#### [Saved entries]
|---|

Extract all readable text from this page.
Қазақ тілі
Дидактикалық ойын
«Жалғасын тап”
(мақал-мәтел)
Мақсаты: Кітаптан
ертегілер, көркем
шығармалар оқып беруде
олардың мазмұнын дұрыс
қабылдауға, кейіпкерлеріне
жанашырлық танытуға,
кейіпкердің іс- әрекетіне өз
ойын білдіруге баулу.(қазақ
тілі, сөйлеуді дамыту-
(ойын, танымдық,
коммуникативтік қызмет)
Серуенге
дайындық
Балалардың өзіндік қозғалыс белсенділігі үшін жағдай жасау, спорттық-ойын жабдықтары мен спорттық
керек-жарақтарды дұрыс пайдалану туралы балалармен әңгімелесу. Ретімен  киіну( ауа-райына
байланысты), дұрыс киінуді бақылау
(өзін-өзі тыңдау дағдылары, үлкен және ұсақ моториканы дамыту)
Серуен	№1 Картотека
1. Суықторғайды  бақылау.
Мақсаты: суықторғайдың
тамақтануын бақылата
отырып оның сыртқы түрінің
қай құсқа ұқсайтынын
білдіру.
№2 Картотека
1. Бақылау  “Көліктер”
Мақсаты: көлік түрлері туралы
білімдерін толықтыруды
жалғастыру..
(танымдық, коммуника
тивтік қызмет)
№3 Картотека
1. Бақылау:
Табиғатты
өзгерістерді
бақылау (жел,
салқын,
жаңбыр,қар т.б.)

|---|

From the entries above, copy out every line where the string "қызмет" appears.

коммуникативтік қызмет)
тивтік қызмет)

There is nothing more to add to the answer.